■ QUÉ REDACTAR ■
Retoma el texto sobre la relación con Deantes y continúalo a partir de su última oración.

■ PASAJE DEL TEXTO ■
━━━━━━━━━━━━━━━━━━━━━━━━━━━━━━
Tránsito, 2018. 104 páginas.
Tit. or. La mémoire de l’air. Trad. Raquel Vicedo.
Todo comienza con un sueño en el que la protagonista ve a una mujer muerta dentro de un pozo. La narración se desliza a su última relación, tormentosa, hasta el punto que nos habla de su pareja como ‘el de antes’ que acaba siendo Deantes. Después se desliza todavía más abajo hasta un recuerdo traumático de su juventud.
Una prosa delicada que te pega puñetazos en el estómago. La trama se desenvuelve con tranquilidad, con mucha calma, y se te va pegando en la piel, y te va dejando heridas que apenas se ven. Una delicia de libro, a pesar de su dureza y de lo desvalida que está la protagonista -o precisamente por eso.
Mucho ojo con la editorial Tránsito que está publicando pequeñas maravillas.
Muy bueno.
Parece que todo amor es político. Es político el modo en que una mano se posa sobre la nuca, la rodilla, el vientre; la historia que ha modelado esa mano, la memoria que la dirige, su intención secreta. Las manos de Deantes eran pesadas, igual que decimos de un sueño que es pesado hasta tal punto que sólo salimos de él con pesar. Ellas me poseían, no hay otra palabra, ellas que además escribían, pero que también habían trabajado en el jardín, cortado leña, doblado hierro. Tiempo atrás había hecho de todo, con esas manos que yo había conocido demasiado tarde. Él me repetía que todo aquello ya no servía para nada, que ya no tenía ganas, que se aburría, que su existencia ya no tenía sentido, salvo por escribir y hacer el amor. Yo no sé si esas dos acciones están relacionadas hasta el punto de depender la una de la otra. Cada vez queda más lejos el tiempo en que Deantes me decía: «Lo único que sigue funcionando en mí cuando nada más lo hace es la escritura y el sexo». Parecía satisfecho de constatarlo. Yo estaba agotada. No por el sexo, ni por la escritura, que ofrece tantas sorpresas y variaciones, de entrada nada me agota. Simplemente, él no debería haberme repetido un día tras otro que había echado a perder su vida, que nada funcionaría jamás, no tendría que haberme convertido, cada vez que llegaba a su casa, en aquella cosa muda colocada en el
sofá tras descargar sobre mí durante una hora todo aquello que no había podido ser, que no marchaba, que no sucedería jamás, y después, una vez hecha esa limpieza, cuando yo estaba llena y él agradablemente vacío, esperar que tomara la iniciativa y estuviera dispuesta a formar con él, por utilizar su expresión, una «pareja normal».
━━━━━━━━━━━━━━━━━━━━━━━━━━━━━━
■ MATERIAL MOSTRADO ■
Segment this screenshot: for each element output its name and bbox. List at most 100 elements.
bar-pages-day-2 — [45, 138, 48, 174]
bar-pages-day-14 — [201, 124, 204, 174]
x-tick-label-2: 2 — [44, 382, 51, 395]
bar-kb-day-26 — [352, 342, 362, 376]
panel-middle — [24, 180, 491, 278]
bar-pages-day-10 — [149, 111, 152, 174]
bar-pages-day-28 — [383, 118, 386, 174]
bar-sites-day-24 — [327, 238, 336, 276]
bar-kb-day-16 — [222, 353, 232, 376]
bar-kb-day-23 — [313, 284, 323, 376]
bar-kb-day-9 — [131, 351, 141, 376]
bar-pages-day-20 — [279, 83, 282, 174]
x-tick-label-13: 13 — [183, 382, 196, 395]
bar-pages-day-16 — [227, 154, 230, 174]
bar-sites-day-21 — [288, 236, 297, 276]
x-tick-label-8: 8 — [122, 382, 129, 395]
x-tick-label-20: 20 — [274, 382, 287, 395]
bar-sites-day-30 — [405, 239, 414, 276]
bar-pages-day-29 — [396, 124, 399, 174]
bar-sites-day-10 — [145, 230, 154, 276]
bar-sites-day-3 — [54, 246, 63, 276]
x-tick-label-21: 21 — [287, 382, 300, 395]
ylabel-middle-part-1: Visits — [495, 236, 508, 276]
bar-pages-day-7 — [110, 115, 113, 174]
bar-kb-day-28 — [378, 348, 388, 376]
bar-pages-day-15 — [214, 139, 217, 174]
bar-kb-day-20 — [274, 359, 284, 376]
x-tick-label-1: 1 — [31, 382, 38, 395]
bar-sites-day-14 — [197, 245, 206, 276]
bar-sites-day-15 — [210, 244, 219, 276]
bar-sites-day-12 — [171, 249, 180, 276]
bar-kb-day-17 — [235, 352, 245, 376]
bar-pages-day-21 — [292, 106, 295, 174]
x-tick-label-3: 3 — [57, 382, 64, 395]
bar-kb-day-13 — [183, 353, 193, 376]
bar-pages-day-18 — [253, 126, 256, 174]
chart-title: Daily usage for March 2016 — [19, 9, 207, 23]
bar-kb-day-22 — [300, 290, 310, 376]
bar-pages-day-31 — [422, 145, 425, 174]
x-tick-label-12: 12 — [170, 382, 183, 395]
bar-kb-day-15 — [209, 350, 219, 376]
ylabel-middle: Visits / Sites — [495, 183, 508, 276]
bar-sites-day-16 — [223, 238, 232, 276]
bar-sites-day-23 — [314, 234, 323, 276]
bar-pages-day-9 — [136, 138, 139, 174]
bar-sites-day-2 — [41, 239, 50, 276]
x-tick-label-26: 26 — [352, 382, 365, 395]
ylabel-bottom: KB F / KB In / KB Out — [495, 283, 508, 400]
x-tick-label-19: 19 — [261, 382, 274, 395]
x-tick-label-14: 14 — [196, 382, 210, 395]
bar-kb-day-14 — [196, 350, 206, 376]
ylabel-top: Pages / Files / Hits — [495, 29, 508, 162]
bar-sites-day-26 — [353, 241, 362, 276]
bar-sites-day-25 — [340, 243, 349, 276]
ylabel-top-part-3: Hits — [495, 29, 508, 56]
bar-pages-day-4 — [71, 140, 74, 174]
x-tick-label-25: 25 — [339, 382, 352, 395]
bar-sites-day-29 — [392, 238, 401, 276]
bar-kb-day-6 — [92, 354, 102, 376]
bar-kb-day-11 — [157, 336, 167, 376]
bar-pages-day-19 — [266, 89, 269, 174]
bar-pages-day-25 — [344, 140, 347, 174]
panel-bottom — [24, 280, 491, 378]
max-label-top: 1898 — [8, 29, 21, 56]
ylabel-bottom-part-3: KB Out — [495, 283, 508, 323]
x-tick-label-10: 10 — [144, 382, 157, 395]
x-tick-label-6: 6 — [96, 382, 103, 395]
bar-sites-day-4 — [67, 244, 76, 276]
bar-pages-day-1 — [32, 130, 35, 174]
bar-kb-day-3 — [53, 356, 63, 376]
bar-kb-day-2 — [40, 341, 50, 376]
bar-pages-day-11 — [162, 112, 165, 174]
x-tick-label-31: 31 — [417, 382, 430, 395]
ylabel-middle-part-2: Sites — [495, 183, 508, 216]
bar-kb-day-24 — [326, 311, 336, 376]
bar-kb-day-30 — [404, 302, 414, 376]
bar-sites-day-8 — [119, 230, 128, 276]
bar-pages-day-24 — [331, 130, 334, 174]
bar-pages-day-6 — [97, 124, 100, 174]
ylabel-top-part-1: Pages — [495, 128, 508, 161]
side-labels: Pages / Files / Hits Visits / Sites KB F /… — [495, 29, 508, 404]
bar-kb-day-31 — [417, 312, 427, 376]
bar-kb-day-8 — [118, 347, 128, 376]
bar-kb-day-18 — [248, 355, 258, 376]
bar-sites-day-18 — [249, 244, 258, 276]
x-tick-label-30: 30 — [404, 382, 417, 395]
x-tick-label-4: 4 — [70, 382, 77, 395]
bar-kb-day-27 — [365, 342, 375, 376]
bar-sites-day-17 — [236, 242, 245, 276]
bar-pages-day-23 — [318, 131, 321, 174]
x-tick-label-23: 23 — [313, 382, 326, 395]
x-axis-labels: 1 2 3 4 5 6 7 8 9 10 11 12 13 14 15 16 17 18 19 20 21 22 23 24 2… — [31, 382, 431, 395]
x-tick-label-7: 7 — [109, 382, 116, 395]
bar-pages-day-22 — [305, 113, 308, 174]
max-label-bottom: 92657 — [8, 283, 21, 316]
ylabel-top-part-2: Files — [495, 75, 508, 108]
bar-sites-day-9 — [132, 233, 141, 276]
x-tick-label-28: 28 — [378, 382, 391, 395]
━━━━━━━━━━━━━━━━━━━━━━━━━━━━━━
■ RESPUESTA ■
La tristeza de los hombres es una enfermedad que me contamina con bastante facilidad, no estoy hecha de mármol ni de goma ni de jabón ni de nube, su desaliento no me resbala, penetra, mi piel es una esponja. Aprovecho para comentar que determinadas personas me toman como testigo como si yo careciera por completo de vida personal. La menor de mis reacciones —apoyo, consejo, nerviosismo— les molesta enormemente. Prefieren que me mantenga en silencio y tranquila, como una muerta sonriente.
Un comentario
Pues lo leeré, porque otro libro suyo de relatos, Estamos en el borde, publicado también por Tránsito, me gustó mucho.